## What is required
Repeat each entry in full, exactly.

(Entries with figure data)
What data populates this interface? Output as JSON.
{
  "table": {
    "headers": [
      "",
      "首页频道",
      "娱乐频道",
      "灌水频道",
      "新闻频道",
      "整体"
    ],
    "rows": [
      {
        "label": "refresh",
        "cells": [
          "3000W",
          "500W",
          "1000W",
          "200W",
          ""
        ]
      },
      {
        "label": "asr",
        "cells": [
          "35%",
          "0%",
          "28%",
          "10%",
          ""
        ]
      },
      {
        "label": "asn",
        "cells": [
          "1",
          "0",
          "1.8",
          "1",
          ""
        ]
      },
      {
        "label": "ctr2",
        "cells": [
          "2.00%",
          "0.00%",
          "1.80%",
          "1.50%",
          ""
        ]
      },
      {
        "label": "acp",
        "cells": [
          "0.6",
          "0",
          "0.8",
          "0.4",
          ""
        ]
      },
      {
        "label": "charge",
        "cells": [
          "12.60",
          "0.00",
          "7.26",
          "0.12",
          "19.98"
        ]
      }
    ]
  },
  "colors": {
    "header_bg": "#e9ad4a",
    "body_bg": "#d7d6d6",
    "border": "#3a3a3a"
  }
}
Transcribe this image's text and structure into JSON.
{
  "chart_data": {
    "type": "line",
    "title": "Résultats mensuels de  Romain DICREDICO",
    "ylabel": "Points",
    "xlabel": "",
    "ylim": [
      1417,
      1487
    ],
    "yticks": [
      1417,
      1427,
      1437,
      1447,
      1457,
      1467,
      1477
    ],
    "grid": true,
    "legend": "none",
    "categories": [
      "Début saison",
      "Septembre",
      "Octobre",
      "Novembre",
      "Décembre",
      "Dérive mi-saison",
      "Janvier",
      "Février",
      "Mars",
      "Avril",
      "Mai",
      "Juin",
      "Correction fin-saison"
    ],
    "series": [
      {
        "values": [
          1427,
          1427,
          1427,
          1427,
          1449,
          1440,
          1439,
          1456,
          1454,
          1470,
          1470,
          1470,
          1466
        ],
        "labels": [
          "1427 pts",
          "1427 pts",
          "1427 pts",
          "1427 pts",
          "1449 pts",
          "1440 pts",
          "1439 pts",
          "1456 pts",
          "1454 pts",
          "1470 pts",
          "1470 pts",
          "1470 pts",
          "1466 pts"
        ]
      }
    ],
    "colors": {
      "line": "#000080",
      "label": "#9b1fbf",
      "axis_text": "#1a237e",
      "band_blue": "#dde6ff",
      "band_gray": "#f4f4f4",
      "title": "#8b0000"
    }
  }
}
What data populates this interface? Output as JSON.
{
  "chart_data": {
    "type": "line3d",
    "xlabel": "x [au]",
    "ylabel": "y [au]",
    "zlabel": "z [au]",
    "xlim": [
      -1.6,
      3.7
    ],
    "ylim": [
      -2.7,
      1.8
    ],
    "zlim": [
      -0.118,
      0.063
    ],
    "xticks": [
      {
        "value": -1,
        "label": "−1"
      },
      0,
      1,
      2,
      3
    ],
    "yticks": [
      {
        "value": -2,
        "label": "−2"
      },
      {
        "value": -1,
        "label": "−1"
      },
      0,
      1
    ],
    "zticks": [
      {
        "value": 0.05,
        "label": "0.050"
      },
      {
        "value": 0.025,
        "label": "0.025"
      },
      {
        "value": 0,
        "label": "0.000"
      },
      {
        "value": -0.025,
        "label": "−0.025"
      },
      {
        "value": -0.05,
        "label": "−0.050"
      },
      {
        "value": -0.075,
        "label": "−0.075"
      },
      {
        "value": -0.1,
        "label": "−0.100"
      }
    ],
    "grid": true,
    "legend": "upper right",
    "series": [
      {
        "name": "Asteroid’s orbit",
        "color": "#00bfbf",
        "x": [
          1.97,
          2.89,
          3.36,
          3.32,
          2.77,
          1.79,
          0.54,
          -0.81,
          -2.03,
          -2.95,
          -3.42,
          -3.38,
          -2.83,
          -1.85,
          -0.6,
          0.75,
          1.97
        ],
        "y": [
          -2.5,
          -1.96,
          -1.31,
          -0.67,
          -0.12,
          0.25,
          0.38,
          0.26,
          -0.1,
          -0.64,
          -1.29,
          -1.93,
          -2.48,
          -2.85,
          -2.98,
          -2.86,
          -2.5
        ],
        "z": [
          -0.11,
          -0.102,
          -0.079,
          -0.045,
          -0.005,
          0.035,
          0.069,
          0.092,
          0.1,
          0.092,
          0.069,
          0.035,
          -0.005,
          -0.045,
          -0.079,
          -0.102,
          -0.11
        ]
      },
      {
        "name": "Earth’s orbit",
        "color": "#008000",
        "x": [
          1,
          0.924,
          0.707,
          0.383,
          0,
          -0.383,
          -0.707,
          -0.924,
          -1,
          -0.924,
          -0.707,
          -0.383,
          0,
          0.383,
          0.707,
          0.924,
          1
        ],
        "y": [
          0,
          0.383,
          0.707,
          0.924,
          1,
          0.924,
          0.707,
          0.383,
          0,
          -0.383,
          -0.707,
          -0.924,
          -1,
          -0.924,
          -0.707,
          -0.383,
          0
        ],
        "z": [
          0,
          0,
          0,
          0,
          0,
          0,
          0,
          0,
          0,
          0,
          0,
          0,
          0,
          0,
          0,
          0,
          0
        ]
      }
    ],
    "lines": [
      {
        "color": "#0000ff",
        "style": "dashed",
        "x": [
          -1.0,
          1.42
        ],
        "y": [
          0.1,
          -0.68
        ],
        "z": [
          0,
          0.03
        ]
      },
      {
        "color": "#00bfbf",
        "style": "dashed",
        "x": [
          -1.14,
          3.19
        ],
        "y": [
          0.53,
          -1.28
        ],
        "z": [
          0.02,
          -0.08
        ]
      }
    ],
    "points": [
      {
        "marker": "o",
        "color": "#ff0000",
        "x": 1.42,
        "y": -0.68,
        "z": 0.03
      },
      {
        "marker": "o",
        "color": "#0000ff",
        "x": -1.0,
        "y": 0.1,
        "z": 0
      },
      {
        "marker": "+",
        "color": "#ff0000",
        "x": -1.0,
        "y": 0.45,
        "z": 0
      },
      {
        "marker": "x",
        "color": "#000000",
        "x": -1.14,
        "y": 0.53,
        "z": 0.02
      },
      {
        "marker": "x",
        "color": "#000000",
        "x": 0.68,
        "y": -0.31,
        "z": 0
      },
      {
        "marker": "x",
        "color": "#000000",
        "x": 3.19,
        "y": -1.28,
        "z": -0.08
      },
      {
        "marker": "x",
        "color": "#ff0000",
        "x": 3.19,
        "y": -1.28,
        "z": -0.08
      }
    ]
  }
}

## Solution to the exercise
What data populates this interface? Output as JSON.
{
  "table": {
    "headers": [
      "",
      "首页频道",
      "娱乐频道",
      "灌水频道",
      "新闻频道",
      "整体"
    ],
    "rows": [
      {
        "label": "refresh",
        "cells": [
          "3000W",
          "500W",
          "1000W",
          "200W",
          ""
        ]
      },
      {
        "label": "asr",
        "cells": [
          "35%",
          "0%",
          "28%",
          "10%",
          ""
        ]
      },
      {
        "label": "asn",
        "cells": [
          "1",
          "0",
          "1.8",
          "1",
          ""
        ]
      },
      {
        "label": "ctr2",
        "cells": [
          "2.00%",
          "0.00%",
          "1.80%",
          "1.50%",
          ""
        ]
      },
      {
        "label": "acp",
        "cells": [
          "0.6",
          "0",
          "0.8",
          "0.4",
          ""
        ]
      },
      {
        "label": "charge",
        "cells": [
          "12.60",
          "0.00",
          "7.26",
          "0.12",
          "19.98"
        ]
      }
    ]
  },
  "colors": {
    "header_bg": "#e9ad4a",
    "body_bg": "#d7d6d6",
    "border": "#3a3a3a"
  }
}
Transcribe this image's text and structure into JSON.
{
  "chart_data": {
    "type": "line",
    "title": "Résultats mensuels de  Romain DICREDICO",
    "ylabel": "Points",
    "xlabel": "",
    "ylim": [
      1417,
      1487
    ],
    "yticks": [
      1417,
      1427,
      1437,
      1447,
      1457,
      1467,
      1477
    ],
    "grid": true,
    "legend": "none",
    "categories": [
      "Début saison",
      "Septembre",
      "Octobre",
      "Novembre",
      "Décembre",
      "Dérive mi-saison",
      "Janvier",
      "Février",
      "Mars",
      "Avril",
      "Mai",
      "Juin",
      "Correction fin-saison"
    ],
    "series": [
      {
        "values": [
          1427,
          1427,
          1427,
          1427,
          1449,
          1440,
          1439,
          1456,
          1454,
          1470,
          1470,
          1470,
          1466
        ],
        "labels": [
          "1427 pts",
          "1427 pts",
          "1427 pts",
          "1427 pts",
          "1449 pts",
          "1440 pts",
          "1439 pts",
          "1456 pts",
          "1454 pts",
          "1470 pts",
          "1470 pts",
          "1470 pts",
          "1466 pts"
        ]
      }
    ],
    "colors": {
      "line": "#000080",
      "label": "#9b1fbf",
      "axis_text": "#1a237e",
      "band_blue": "#dde6ff",
      "band_gray": "#f4f4f4",
      "title": "#8b0000"
    }
  }
}
What data populates this interface? Output as JSON.
{
  "chart_data": {
    "type": "line3d",
    "xlabel": "x [au]",
    "ylabel": "y [au]",
    "zlabel": "z [au]",
    "xlim": [
      -1.6,
      3.7
    ],
    "ylim": [
      -2.7,
      1.8
    ],
    "zlim": [
      -0.118,
      0.063
    ],
    "xticks": [
      {
        "value": -1,
        "label": "−1"
      },
      0,
      1,
      2,
      3
    ],
    "yticks": [
      {
        "value": -2,
        "label": "−2"
      },
      {
        "value": -1,
        "label": "−1"
      },
      0,
      1
    ],
    "zticks": [
      {
        "value": 0.05,
        "label": "0.050"
      },
      {
        "value": 0.025,
        "label": "0.025"
      },
      {
        "value": 0,
        "label": "0.000"
      },
      {
        "value": -0.025,
        "label": "−0.025"
      },
      {
        "value": -0.05,
        "label": "−0.050"
      },
      {
        "value": -0.075,
        "label": "−0.075"
      },
      {
        "value": -0.1,
        "label": "−0.100"
      }
    ],
    "grid": true,
    "legend": "upper right",
    "series": [
      {
        "name": "Asteroid’s orbit",
        "color": "#00bfbf",
        "x": [
          1.97,
          2.89,
          3.36,
          3.32,
          2.77,
          1.79,
          0.54,
          -0.81,
          -2.03,
          -2.95,
          -3.42,
          -3.38,
          -2.83,
          -1.85,
          -0.6,
          0.75,
          1.97
        ],
        "y": [
          -2.5,
          -1.96,
          -1.31,
          -0.67,
          -0.12,
          0.25,
          0.38,
          0.26,
          -0.1,
          -0.64,
          -1.29,
          -1.93,
          -2.48,
          -2.85,
          -2.98,
          -2.86,
          -2.5
        ],
        "z": [
          -0.11,
          -0.102,
          -0.079,
          -0.045,
          -0.005,
          0.035,
          0.069,
          0.092,
          0.1,
          0.092,
          0.069,
          0.035,
          -0.005,
          -0.045,
          -0.079,
          -0.102,
          -0.11
        ]
      },
      {
        "name": "Earth’s orbit",
        "color": "#008000",
        "x": [
          1,
          0.924,
          0.707,
          0.383,
          0,
          -0.383,
          -0.707,
          -0.924,
          -1,
          -0.924,
          -0.707,
          -0.383,
          0,
          0.383,
          0.707,
          0.924,
          1
        ],
        "y": [
          0,
          0.383,
          0.707,
          0.924,
          1,
          0.924,
          0.707,
          0.383,
          0,
          -0.383,
          -0.707,
          -0.924,
          -1,
          -0.924,
          -0.707,
          -0.383,
          0
        ],
        "z": [
          0,
          0,
          0,
          0,
          0,
          0,
          0,
          0,
          0,
          0,
          0,
          0,
          0,
          0,
          0,
          0,
          0
        ]
      }
    ],
    "lines": [
      {
        "color": "#0000ff",
        "style": "dashed",
        "x": [
          -1.0,
          1.42
        ],
        "y": [
          0.1,
          -0.68
        ],
        "z": [
          0,
          0.03
        ]
      },
      {
        "color": "#00bfbf",
        "style": "dashed",
        "x": [
          -1.14,
          3.19
        ],
        "y": [
          0.53,
          -1.28
        ],
        "z": [
          0.02,
          -0.08
        ]
      }
    ],
    "points": [
      {
        "marker": "o",
        "color": "#ff0000",
        "x": 1.42,
        "y": -0.68,
        "z": 0.03
      },
      {
        "marker": "o",
        "color": "#0000ff",
        "x": -1.0,
        "y": 0.1,
        "z": 0
      },
      {
        "marker": "+",
        "color": "#ff0000",
        "x": -1.0,
        "y": 0.45,
        "z": 0
      },
      {
        "marker": "x",
        "color": "#000000",
        "x": -1.14,
        "y": 0.53,
        "z": 0.02
      },
      {
        "marker": "x",
        "color": "#000000",
        "x": 0.68,
        "y": -0.31,
        "z": 0
      },
      {
        "marker": "x",
        "color": "#000000",
        "x": 3.19,
        "y": -1.28,
        "z": -0.08
      },
      {
        "marker": "x",
        "color": "#ff0000",
        "x": 3.19,
        "y": -1.28,
        "z": -0.08
      }
    ]
  }
}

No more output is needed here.